-- Start of MATERIAL PROVIDED --
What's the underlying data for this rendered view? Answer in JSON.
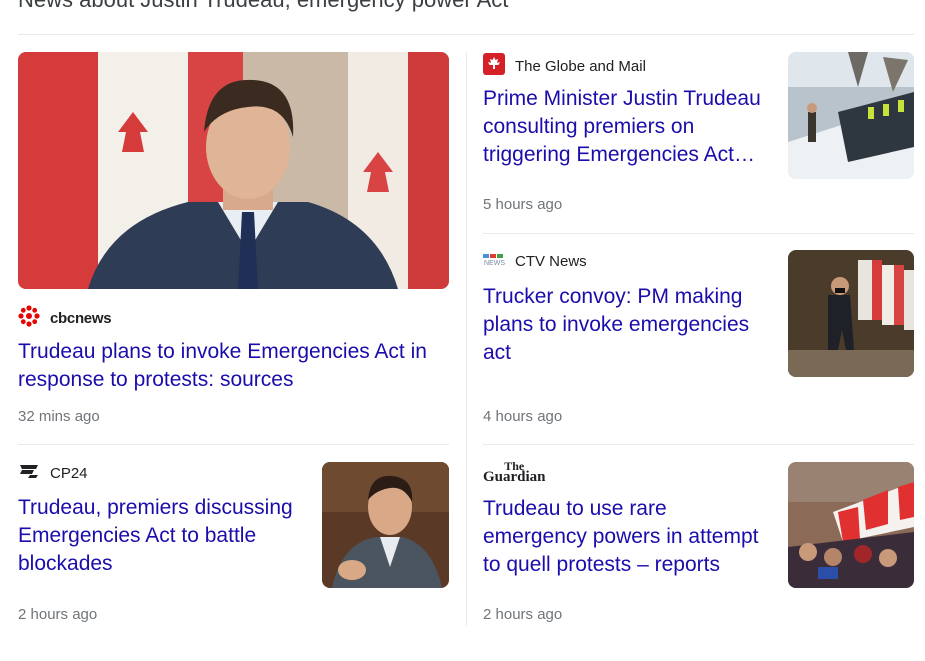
{
  "section": {
    "title": "News about Justin Trudeau, emergency power Act"
  },
  "colors": {
    "link": "#1a0dab",
    "meta": "#70757a",
    "globe_red": "#d42026",
    "cbc_red": "#e60505"
  },
  "stories": [
    {
      "source": "cbcnews",
      "source_logo": "cbc-gem-icon",
      "headline": "Trudeau plans to invoke Emergencies Act in response to protests: sources",
      "time": "32 mins ago",
      "image": "trudeau-in-front-of-canadian-flags"
    },
    {
      "source": "The Globe and Mail",
      "source_logo": "maple-leaf-icon",
      "headline": "Prime Minister Justin Trudeau consulting premiers on triggering Emergencies Act to...",
      "time": "5 hours ago",
      "image": "police-line-in-snow"
    },
    {
      "source": "CTV News",
      "source_logo": "ctv-news-icon",
      "headline": "Trucker convoy: PM making plans to invoke emergencies act",
      "time": "4 hours ago",
      "image": "pm-walking-past-flags"
    },
    {
      "source": "CP24",
      "source_logo": "cp24-icon",
      "headline": "Trudeau, premiers discussing Emergencies Act to battle blockades",
      "time": "2 hours ago",
      "image": "trudeau-speaking-in-parliament"
    },
    {
      "source": "The Guardian",
      "source_logo": "guardian-wordmark",
      "logo_text_top": "The",
      "logo_text_bottom": "Guardian",
      "headline": "Trudeau to use rare emergency powers in attempt to quell protests – reports",
      "time": "2 hours ago",
      "image": "protest-crowd-with-flag"
    }
  ]
}
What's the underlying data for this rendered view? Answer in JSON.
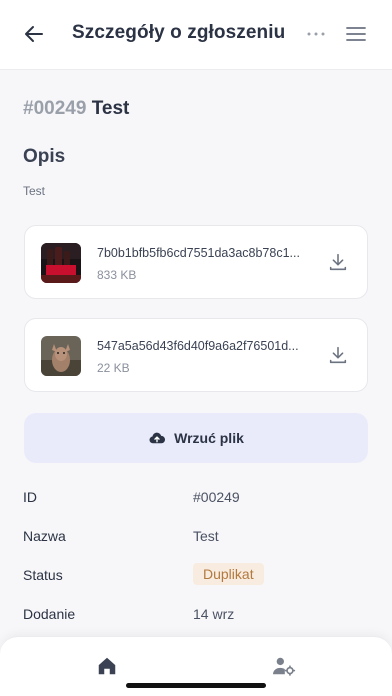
{
  "header": {
    "title": "Szczegóły o zgłoszeniu"
  },
  "ticket": {
    "number": "#00249",
    "name": "Test"
  },
  "description": {
    "heading": "Opis",
    "text": "Test"
  },
  "files": [
    {
      "name": "7b0b1bfb5fb6cd7551da3ac8b78c1...",
      "size": "833 KB",
      "thumb_icon": "cola-bottles-thumbnail"
    },
    {
      "name": "547a5a56d43f6d40f9a6a2f76501d...",
      "size": "22 KB",
      "thumb_icon": "kangaroo-thumbnail"
    }
  ],
  "upload": {
    "label": "Wrzuć plik",
    "icon": "cloud-upload-icon"
  },
  "details": [
    {
      "label": "ID",
      "value": "#00249"
    },
    {
      "label": "Nazwa",
      "value": "Test"
    },
    {
      "label": "Status",
      "value": "Duplikat"
    },
    {
      "label": "Dodanie",
      "value": "14 wrz"
    }
  ],
  "colors": {
    "accent_bg": "#e9ebfb",
    "badge_bg": "#f7ecdf",
    "badge_text": "#b27a3e",
    "text": "#2b3344"
  },
  "bottom_nav": {
    "items": [
      "home-icon",
      "user-settings-icon"
    ]
  }
}
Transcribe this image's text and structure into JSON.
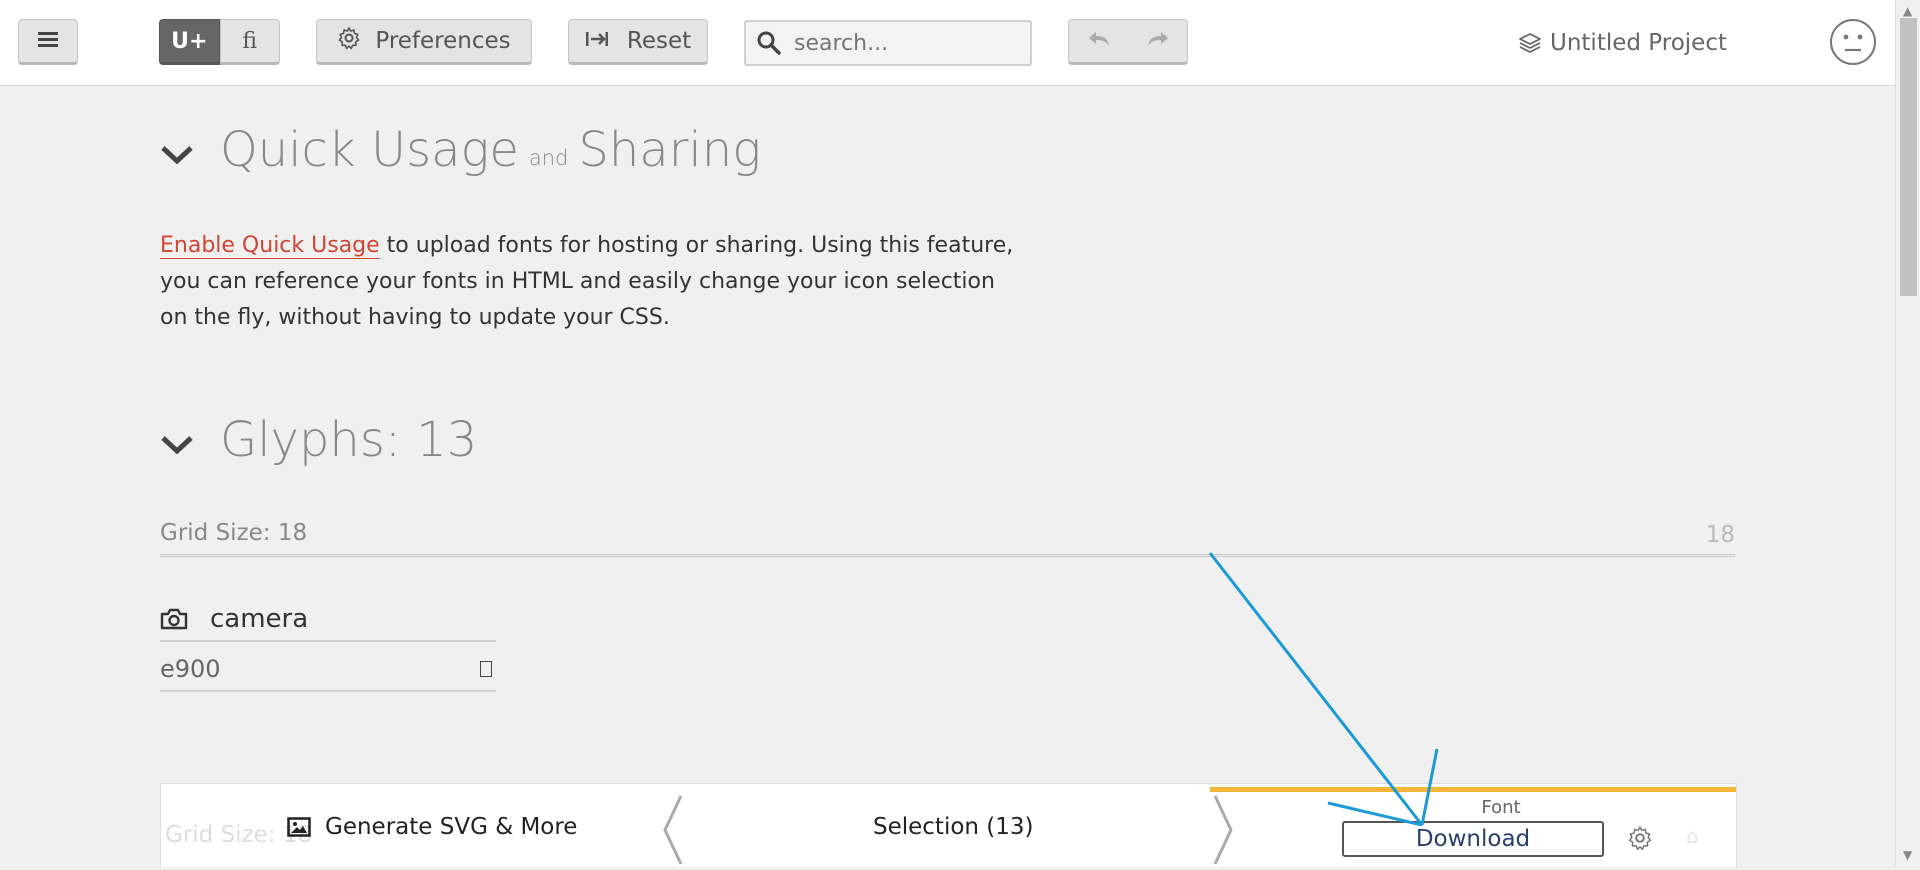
{
  "toolbar": {
    "segment_unicode": "U+",
    "segment_ligature": "ﬁ",
    "preferences_label": "Preferences",
    "reset_label": "Reset",
    "search_placeholder": "search...",
    "project_name": "Untitled Project"
  },
  "quick_usage": {
    "heading_part1": "Quick Usage",
    "heading_and": "and",
    "heading_part2": "Sharing",
    "link_text": "Enable Quick Usage",
    "desc_line1_rest": " to upload fonts for hosting or sharing. Using this feature,",
    "desc_line2": "you can reference your fonts in HTML and easily change your icon selection",
    "desc_line3": "on the fly, without having to update your CSS."
  },
  "glyphs": {
    "heading": "Glyphs: 13",
    "grid_size_label": "Grid Size: 18",
    "grid_size_value": "18",
    "items": [
      {
        "name": "camera",
        "code": "e900"
      }
    ]
  },
  "bottom_bar": {
    "ghost_text": "Grid Size: 18",
    "generate_label": "Generate SVG & More",
    "selection_label": "Selection (13)",
    "font_label": "Font",
    "download_label": "Download"
  },
  "icons": [
    "menu-icon",
    "gear-icon",
    "reset-icon",
    "search-icon",
    "undo-icon",
    "redo-icon",
    "layers-icon",
    "avatar-icon",
    "chevron-down-icon",
    "camera-icon",
    "image-icon",
    "chevron-left-icon",
    "chevron-right-icon"
  ],
  "colors": {
    "accent_link": "#d24433",
    "font_tab": "#f6b63a",
    "annotation_arrow": "#1a9ad6",
    "download_text": "#2a3e70"
  }
}
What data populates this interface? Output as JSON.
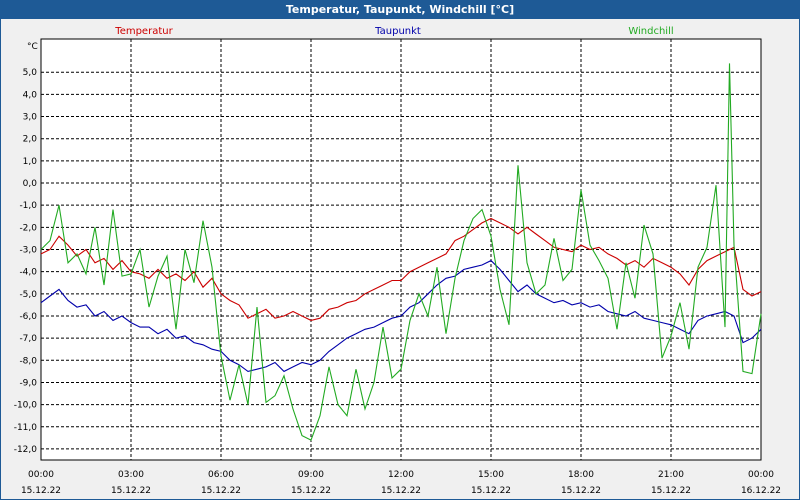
{
  "window": {
    "title": "Temperatur, Taupunkt, Windchill [°C]"
  },
  "colors": {
    "titlebar": "#1e5a96",
    "temperature": "#cc0000",
    "dewpoint": "#0000aa",
    "windchill": "#22aa22",
    "grid": "#000000"
  },
  "chart_data": {
    "type": "line",
    "ylabel": "°C",
    "ylim": [
      -12.5,
      6.5
    ],
    "xlim": [
      0,
      24
    ],
    "grid": true,
    "legend_placement": "top",
    "yticks": [
      "5,0",
      "4,0",
      "3,0",
      "2,0",
      "1,0",
      "0,0",
      "-1,0",
      "-2,0",
      "-3,0",
      "-4,0",
      "-5,0",
      "-6,0",
      "-7,0",
      "-8,0",
      "-9,0",
      "-10,0",
      "-11,0",
      "-12,0"
    ],
    "ytick_values": [
      5,
      4,
      3,
      2,
      1,
      0,
      -1,
      -2,
      -3,
      -4,
      -5,
      -6,
      -7,
      -8,
      -9,
      -10,
      -11,
      -12
    ],
    "xticks": [
      {
        "time": "00:00",
        "date": "15.12.22"
      },
      {
        "time": "03:00",
        "date": "15.12.22"
      },
      {
        "time": "06:00",
        "date": "15.12.22"
      },
      {
        "time": "09:00",
        "date": "15.12.22"
      },
      {
        "time": "12:00",
        "date": "15.12.22"
      },
      {
        "time": "15:00",
        "date": "15.12.22"
      },
      {
        "time": "18:00",
        "date": "15.12.22"
      },
      {
        "time": "21:00",
        "date": "15.12.22"
      },
      {
        "time": "00:00",
        "date": "16.12.22"
      }
    ],
    "series": [
      {
        "name": "Temperatur",
        "color": "#cc0000",
        "x": [
          0,
          0.3,
          0.6,
          0.9,
          1.2,
          1.5,
          1.8,
          2.1,
          2.4,
          2.7,
          3.0,
          3.3,
          3.6,
          3.9,
          4.2,
          4.5,
          4.8,
          5.1,
          5.4,
          5.7,
          6.0,
          6.3,
          6.6,
          6.9,
          7.2,
          7.5,
          7.8,
          8.1,
          8.4,
          8.7,
          9.0,
          9.3,
          9.6,
          9.9,
          10.2,
          10.5,
          10.8,
          11.1,
          11.4,
          11.7,
          12.0,
          12.3,
          12.6,
          12.9,
          13.2,
          13.5,
          13.8,
          14.1,
          14.4,
          14.7,
          15.0,
          15.3,
          15.6,
          15.9,
          16.2,
          16.5,
          16.8,
          17.1,
          17.4,
          17.7,
          18.0,
          18.3,
          18.6,
          18.9,
          19.2,
          19.5,
          19.8,
          20.1,
          20.4,
          20.7,
          21.0,
          21.3,
          21.6,
          21.9,
          22.2,
          22.5,
          22.8,
          23.1,
          23.4,
          23.7,
          24.0
        ],
        "values": [
          -3.2,
          -3.0,
          -2.4,
          -2.8,
          -3.3,
          -3.0,
          -3.6,
          -3.4,
          -3.9,
          -3.5,
          -4.0,
          -4.1,
          -4.3,
          -3.9,
          -4.3,
          -4.1,
          -4.4,
          -4.0,
          -4.7,
          -4.3,
          -5.0,
          -5.3,
          -5.5,
          -6.1,
          -5.9,
          -5.7,
          -6.1,
          -6.0,
          -5.8,
          -6.0,
          -6.2,
          -6.1,
          -5.7,
          -5.6,
          -5.4,
          -5.3,
          -5.0,
          -4.8,
          -4.6,
          -4.4,
          -4.4,
          -4.0,
          -3.8,
          -3.6,
          -3.4,
          -3.2,
          -2.6,
          -2.4,
          -2.1,
          -1.8,
          -1.6,
          -1.8,
          -2.0,
          -2.3,
          -2.0,
          -2.3,
          -2.6,
          -2.9,
          -3.0,
          -3.1,
          -2.8,
          -3.0,
          -2.9,
          -3.2,
          -3.4,
          -3.7,
          -3.5,
          -3.8,
          -3.4,
          -3.6,
          -3.8,
          -4.1,
          -4.6,
          -3.9,
          -3.5,
          -3.3,
          -3.1,
          -2.9,
          -4.8,
          -5.1,
          -4.9
        ]
      },
      {
        "name": "Taupunkt",
        "color": "#0000aa",
        "x": [
          0,
          0.3,
          0.6,
          0.9,
          1.2,
          1.5,
          1.8,
          2.1,
          2.4,
          2.7,
          3.0,
          3.3,
          3.6,
          3.9,
          4.2,
          4.5,
          4.8,
          5.1,
          5.4,
          5.7,
          6.0,
          6.3,
          6.6,
          6.9,
          7.2,
          7.5,
          7.8,
          8.1,
          8.4,
          8.7,
          9.0,
          9.3,
          9.6,
          9.9,
          10.2,
          10.5,
          10.8,
          11.1,
          11.4,
          11.7,
          12.0,
          12.3,
          12.6,
          12.9,
          13.2,
          13.5,
          13.8,
          14.1,
          14.4,
          14.7,
          15.0,
          15.3,
          15.6,
          15.9,
          16.2,
          16.5,
          16.8,
          17.1,
          17.4,
          17.7,
          18.0,
          18.3,
          18.6,
          18.9,
          19.2,
          19.5,
          19.8,
          20.1,
          20.4,
          20.7,
          21.0,
          21.3,
          21.6,
          21.9,
          22.2,
          22.5,
          22.8,
          23.1,
          23.4,
          23.7,
          24.0
        ],
        "values": [
          -5.4,
          -5.1,
          -4.8,
          -5.3,
          -5.6,
          -5.5,
          -6.0,
          -5.8,
          -6.2,
          -6.0,
          -6.3,
          -6.5,
          -6.5,
          -6.8,
          -6.6,
          -7.0,
          -6.9,
          -7.2,
          -7.3,
          -7.5,
          -7.6,
          -8.0,
          -8.2,
          -8.5,
          -8.4,
          -8.3,
          -8.1,
          -8.5,
          -8.3,
          -8.1,
          -8.2,
          -8.0,
          -7.6,
          -7.3,
          -7.0,
          -6.8,
          -6.6,
          -6.5,
          -6.3,
          -6.1,
          -6.0,
          -5.6,
          -5.4,
          -5.0,
          -4.6,
          -4.3,
          -4.2,
          -3.9,
          -3.8,
          -3.7,
          -3.5,
          -3.9,
          -4.4,
          -4.9,
          -4.6,
          -5.0,
          -5.2,
          -5.4,
          -5.3,
          -5.5,
          -5.4,
          -5.6,
          -5.5,
          -5.8,
          -5.9,
          -6.0,
          -5.8,
          -6.1,
          -6.2,
          -6.3,
          -6.4,
          -6.6,
          -6.8,
          -6.2,
          -6.0,
          -5.9,
          -5.8,
          -6.0,
          -7.2,
          -7.0,
          -6.6
        ]
      },
      {
        "name": "Windchill",
        "color": "#22aa22",
        "x": [
          0,
          0.3,
          0.6,
          0.9,
          1.2,
          1.5,
          1.8,
          2.1,
          2.4,
          2.7,
          3.0,
          3.3,
          3.6,
          3.9,
          4.2,
          4.5,
          4.8,
          5.1,
          5.4,
          5.7,
          6.0,
          6.3,
          6.6,
          6.9,
          7.2,
          7.5,
          7.8,
          8.1,
          8.4,
          8.7,
          9.0,
          9.3,
          9.6,
          9.9,
          10.2,
          10.5,
          10.8,
          11.1,
          11.4,
          11.7,
          12.0,
          12.3,
          12.6,
          12.9,
          13.2,
          13.5,
          13.8,
          14.1,
          14.4,
          14.7,
          15.0,
          15.3,
          15.6,
          15.9,
          16.2,
          16.5,
          16.8,
          17.1,
          17.4,
          17.7,
          18.0,
          18.3,
          18.6,
          18.9,
          19.2,
          19.5,
          19.8,
          20.1,
          20.4,
          20.7,
          21.0,
          21.3,
          21.6,
          21.9,
          22.2,
          22.5,
          22.8,
          22.95,
          23.1,
          23.4,
          23.7,
          24.0
        ],
        "values": [
          -3.0,
          -2.6,
          -1.0,
          -3.6,
          -3.2,
          -4.1,
          -2.0,
          -4.6,
          -1.2,
          -4.2,
          -4.1,
          -3.0,
          -5.6,
          -4.2,
          -3.3,
          -6.6,
          -3.0,
          -4.5,
          -1.7,
          -3.8,
          -7.8,
          -9.8,
          -8.2,
          -10.0,
          -5.6,
          -9.9,
          -9.6,
          -8.7,
          -10.2,
          -11.4,
          -11.6,
          -10.5,
          -8.3,
          -10.0,
          -10.5,
          -8.4,
          -10.2,
          -9.0,
          -6.5,
          -8.8,
          -8.4,
          -6.2,
          -5.0,
          -6.0,
          -3.8,
          -6.8,
          -4.3,
          -2.6,
          -1.6,
          -1.2,
          -2.4,
          -4.8,
          -6.4,
          0.8,
          -3.6,
          -5.0,
          -4.6,
          -2.5,
          -4.4,
          -3.9,
          -0.3,
          -2.8,
          -3.5,
          -4.3,
          -6.6,
          -3.6,
          -5.2,
          -1.9,
          -3.2,
          -7.9,
          -6.9,
          -5.4,
          -7.5,
          -3.8,
          -2.9,
          -0.1,
          -6.5,
          5.4,
          -2.8,
          -8.5,
          -8.6,
          -5.9
        ]
      }
    ]
  }
}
-- End of MATERIAL PROVIDED --
→ **GOAL**: What is the number of lines above that contain "this"? Answer with that number only.

→ **TASK SOLUTION**: 5